-- start of Given records --

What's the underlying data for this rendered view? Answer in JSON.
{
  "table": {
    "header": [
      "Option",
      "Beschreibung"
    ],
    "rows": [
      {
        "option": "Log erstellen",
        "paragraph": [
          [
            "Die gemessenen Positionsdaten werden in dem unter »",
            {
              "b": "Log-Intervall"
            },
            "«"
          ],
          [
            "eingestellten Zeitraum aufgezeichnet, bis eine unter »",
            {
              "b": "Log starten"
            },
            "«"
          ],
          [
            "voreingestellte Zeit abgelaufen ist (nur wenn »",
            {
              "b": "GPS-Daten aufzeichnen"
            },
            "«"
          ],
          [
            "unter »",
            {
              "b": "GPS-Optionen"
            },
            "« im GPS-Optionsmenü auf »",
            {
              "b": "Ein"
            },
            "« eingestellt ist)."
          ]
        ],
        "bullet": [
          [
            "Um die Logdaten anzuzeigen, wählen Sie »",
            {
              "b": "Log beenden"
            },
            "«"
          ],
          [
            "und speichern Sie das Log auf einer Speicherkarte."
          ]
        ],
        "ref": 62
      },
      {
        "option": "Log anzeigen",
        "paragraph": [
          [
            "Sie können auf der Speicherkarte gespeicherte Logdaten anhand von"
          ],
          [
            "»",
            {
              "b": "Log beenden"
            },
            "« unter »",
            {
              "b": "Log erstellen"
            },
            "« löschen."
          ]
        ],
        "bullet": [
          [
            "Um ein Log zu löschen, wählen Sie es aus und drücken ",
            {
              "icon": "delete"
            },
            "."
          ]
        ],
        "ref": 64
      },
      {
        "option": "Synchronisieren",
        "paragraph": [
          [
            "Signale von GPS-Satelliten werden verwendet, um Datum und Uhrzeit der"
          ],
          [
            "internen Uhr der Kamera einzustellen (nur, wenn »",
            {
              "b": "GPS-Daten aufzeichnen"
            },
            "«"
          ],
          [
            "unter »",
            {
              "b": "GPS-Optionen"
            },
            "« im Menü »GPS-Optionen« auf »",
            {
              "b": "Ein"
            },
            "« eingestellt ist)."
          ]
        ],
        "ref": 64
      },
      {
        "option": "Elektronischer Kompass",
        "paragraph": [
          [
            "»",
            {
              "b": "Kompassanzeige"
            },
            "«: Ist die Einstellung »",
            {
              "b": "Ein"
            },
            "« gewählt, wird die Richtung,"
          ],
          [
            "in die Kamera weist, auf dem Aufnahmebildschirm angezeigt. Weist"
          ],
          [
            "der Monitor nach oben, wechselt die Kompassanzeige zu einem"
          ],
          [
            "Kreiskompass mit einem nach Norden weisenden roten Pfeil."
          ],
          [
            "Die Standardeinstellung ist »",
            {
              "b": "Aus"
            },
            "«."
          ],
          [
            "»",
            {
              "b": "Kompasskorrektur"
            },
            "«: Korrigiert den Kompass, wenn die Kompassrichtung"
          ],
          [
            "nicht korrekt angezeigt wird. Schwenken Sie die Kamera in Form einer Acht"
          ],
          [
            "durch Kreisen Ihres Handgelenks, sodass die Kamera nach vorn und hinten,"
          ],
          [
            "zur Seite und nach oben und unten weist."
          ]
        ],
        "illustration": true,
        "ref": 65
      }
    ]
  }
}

-- end of Given records --

Problem details>
Find every line with "nach" in the listing and state how many there are, nothing else.

The response>
4